§ Given data
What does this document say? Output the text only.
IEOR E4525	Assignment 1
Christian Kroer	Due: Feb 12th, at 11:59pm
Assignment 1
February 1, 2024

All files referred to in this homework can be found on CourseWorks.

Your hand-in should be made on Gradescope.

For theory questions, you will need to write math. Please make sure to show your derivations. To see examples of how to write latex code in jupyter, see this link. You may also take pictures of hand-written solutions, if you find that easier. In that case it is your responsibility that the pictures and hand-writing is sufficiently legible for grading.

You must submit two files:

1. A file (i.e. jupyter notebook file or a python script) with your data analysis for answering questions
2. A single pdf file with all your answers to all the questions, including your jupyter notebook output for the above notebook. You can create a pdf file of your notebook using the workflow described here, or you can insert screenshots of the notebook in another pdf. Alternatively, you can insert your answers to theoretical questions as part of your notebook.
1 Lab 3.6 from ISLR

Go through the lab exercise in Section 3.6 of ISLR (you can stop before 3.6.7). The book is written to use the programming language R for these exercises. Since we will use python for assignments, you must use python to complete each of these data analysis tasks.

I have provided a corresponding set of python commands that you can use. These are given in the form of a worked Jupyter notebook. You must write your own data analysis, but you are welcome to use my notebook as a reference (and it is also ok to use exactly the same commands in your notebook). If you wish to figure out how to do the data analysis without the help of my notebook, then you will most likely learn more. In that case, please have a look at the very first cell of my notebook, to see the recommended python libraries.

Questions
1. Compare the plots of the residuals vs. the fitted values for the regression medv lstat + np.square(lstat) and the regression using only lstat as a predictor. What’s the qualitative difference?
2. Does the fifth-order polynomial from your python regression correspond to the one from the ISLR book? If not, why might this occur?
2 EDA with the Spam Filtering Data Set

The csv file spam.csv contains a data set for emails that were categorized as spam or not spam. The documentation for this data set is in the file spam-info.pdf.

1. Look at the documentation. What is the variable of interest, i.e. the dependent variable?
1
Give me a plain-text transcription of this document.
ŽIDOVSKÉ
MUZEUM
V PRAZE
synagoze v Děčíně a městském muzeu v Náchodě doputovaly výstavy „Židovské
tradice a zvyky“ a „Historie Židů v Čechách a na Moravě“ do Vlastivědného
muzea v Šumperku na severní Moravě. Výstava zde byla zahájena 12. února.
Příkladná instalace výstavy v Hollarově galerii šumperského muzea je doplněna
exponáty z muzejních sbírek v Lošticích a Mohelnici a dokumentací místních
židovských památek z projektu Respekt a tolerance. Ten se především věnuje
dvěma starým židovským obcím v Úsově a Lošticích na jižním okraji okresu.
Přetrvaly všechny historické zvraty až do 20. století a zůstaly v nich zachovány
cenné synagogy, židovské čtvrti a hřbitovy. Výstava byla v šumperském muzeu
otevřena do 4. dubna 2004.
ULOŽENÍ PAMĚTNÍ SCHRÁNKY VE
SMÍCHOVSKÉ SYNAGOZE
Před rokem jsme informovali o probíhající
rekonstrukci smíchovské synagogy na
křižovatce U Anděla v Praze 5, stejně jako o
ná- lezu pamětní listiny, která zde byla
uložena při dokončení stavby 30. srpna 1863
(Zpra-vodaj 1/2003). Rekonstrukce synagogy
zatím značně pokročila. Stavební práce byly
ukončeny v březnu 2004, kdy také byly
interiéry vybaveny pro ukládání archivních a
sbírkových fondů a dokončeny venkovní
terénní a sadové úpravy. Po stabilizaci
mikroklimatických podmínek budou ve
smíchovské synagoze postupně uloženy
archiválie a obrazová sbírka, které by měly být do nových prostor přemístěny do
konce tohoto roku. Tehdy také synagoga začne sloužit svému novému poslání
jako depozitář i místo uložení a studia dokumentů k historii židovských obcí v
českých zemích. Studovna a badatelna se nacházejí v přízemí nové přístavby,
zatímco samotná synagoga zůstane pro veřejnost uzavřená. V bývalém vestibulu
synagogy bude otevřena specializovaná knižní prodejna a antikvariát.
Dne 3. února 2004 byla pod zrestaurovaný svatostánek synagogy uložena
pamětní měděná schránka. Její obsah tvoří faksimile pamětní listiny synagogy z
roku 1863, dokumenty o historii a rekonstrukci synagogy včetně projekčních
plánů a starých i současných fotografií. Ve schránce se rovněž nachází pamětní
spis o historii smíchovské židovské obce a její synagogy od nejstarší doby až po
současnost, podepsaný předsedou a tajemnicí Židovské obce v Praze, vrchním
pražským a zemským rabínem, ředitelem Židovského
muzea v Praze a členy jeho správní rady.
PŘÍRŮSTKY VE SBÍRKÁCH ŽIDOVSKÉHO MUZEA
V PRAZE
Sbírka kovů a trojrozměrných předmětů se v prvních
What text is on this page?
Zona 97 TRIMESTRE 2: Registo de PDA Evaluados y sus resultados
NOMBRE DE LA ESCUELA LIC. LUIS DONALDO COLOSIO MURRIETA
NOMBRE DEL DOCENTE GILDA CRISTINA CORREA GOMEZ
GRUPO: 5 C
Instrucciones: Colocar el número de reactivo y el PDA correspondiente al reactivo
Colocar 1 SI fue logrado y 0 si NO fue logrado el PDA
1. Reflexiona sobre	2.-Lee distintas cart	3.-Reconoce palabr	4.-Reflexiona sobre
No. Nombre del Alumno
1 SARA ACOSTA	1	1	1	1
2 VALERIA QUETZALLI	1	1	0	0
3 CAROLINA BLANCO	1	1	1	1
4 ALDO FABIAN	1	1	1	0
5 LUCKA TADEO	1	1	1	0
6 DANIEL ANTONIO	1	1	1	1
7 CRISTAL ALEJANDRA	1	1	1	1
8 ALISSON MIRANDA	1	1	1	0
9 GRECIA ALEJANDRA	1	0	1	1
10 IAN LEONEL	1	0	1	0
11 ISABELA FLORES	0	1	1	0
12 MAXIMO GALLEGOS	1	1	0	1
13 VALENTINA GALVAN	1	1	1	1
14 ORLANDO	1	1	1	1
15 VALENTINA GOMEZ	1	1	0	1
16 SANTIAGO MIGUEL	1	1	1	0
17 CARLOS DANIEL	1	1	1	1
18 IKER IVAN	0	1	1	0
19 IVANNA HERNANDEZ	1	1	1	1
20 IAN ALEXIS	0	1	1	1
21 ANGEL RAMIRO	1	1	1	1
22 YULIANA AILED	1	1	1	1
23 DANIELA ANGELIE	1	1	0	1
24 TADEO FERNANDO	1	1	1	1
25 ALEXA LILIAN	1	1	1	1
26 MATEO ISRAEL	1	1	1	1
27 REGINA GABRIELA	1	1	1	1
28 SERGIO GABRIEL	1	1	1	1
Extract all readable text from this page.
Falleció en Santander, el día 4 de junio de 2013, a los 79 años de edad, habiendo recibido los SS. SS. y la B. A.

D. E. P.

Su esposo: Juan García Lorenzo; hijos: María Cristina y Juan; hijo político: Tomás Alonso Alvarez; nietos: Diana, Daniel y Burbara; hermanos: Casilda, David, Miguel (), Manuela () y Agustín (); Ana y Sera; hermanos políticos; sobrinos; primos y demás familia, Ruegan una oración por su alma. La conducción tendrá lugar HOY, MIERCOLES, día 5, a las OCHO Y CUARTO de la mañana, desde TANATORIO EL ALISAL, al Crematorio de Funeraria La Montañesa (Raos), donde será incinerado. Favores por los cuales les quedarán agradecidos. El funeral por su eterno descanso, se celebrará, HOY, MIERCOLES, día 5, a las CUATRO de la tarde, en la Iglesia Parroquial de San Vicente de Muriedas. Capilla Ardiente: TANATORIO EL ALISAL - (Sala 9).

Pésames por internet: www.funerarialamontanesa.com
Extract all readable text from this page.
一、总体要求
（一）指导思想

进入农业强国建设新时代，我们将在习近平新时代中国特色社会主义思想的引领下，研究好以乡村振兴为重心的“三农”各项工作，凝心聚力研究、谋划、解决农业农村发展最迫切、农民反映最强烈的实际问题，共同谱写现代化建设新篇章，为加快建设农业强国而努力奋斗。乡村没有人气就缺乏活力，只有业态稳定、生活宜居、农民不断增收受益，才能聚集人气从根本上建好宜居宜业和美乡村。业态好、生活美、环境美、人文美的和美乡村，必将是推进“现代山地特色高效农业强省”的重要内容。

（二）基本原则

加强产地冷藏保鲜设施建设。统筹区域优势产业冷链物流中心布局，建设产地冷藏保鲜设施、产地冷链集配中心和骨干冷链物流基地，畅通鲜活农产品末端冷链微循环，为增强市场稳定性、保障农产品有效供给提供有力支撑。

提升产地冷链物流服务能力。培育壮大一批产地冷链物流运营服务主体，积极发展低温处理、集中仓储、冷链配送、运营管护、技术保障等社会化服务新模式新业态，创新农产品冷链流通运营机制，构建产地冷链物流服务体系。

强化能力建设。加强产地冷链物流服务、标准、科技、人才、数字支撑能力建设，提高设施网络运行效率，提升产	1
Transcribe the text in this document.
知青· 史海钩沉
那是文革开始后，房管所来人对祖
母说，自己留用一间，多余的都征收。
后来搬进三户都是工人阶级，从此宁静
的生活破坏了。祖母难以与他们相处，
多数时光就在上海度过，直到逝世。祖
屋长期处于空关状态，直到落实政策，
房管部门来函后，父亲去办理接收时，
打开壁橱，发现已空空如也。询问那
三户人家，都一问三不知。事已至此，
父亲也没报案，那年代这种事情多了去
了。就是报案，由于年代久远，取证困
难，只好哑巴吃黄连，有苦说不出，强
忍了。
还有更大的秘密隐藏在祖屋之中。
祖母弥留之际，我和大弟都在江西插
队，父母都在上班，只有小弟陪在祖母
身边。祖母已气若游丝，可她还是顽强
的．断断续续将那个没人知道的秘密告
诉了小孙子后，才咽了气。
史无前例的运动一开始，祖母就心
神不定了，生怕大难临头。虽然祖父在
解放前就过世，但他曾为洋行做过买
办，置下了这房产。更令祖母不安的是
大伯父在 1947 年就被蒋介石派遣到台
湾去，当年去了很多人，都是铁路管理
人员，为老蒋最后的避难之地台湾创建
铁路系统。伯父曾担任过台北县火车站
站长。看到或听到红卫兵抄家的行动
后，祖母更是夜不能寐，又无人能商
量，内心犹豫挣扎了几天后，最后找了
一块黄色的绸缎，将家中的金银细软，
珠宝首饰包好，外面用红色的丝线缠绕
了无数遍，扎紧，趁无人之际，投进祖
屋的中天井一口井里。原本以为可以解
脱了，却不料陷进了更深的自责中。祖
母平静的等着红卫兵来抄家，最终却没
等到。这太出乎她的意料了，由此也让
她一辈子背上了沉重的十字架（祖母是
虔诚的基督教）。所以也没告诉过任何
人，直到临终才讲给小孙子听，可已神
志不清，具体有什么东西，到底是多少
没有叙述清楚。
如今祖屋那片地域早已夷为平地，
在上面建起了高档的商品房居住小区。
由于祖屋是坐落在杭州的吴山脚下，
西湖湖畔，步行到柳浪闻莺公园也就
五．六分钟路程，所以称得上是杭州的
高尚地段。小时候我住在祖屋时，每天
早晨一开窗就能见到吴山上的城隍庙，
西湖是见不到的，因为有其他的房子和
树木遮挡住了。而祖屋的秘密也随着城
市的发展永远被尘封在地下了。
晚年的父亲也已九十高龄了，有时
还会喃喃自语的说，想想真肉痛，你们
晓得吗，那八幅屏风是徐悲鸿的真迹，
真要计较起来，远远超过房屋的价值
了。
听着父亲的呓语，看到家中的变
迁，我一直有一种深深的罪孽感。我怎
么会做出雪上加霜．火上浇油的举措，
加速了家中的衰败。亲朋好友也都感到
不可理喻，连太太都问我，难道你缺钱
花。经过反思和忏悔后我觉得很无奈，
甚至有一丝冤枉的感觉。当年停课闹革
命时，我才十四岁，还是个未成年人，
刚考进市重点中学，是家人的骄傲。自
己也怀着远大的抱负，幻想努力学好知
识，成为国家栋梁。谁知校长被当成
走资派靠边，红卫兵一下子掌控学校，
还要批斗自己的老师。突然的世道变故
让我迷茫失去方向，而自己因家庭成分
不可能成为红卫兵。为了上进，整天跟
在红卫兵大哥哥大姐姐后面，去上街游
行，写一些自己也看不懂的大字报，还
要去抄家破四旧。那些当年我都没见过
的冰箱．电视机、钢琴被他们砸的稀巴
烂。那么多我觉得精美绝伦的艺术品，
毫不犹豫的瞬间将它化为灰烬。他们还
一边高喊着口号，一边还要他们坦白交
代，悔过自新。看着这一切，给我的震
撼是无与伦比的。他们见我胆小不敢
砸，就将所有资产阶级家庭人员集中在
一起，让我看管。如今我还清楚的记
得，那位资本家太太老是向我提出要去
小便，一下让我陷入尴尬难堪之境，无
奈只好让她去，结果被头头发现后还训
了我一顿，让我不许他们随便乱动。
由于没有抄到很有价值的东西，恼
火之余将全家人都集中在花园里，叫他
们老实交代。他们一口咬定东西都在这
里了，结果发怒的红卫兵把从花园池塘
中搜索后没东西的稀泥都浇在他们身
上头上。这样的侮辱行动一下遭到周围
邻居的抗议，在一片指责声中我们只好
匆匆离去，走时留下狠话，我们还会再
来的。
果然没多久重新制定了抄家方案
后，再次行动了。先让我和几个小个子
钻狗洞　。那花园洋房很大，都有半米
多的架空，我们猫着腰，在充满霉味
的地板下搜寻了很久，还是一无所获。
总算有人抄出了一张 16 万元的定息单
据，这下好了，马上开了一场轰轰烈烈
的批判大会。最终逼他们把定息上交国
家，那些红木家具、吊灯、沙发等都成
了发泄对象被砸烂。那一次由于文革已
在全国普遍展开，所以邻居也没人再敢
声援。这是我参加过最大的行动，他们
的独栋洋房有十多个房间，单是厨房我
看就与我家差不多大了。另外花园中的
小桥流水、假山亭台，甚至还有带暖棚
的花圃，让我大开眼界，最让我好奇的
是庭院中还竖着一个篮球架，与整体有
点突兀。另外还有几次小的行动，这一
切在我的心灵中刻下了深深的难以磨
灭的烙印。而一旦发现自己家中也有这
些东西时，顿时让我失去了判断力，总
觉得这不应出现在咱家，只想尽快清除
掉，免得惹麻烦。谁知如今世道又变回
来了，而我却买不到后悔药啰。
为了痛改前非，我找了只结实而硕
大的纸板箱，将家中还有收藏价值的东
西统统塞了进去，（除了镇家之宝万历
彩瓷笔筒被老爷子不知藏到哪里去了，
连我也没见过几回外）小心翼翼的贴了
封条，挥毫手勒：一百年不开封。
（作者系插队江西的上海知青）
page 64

§ Task statement
Scan the material and collect every line that contains "jako".

§ Written answer
křižovatce U Anděla v Praze 5, stejně jako o
jako depozitář i místo uložení a studia dokumentů k historii židovských obcí v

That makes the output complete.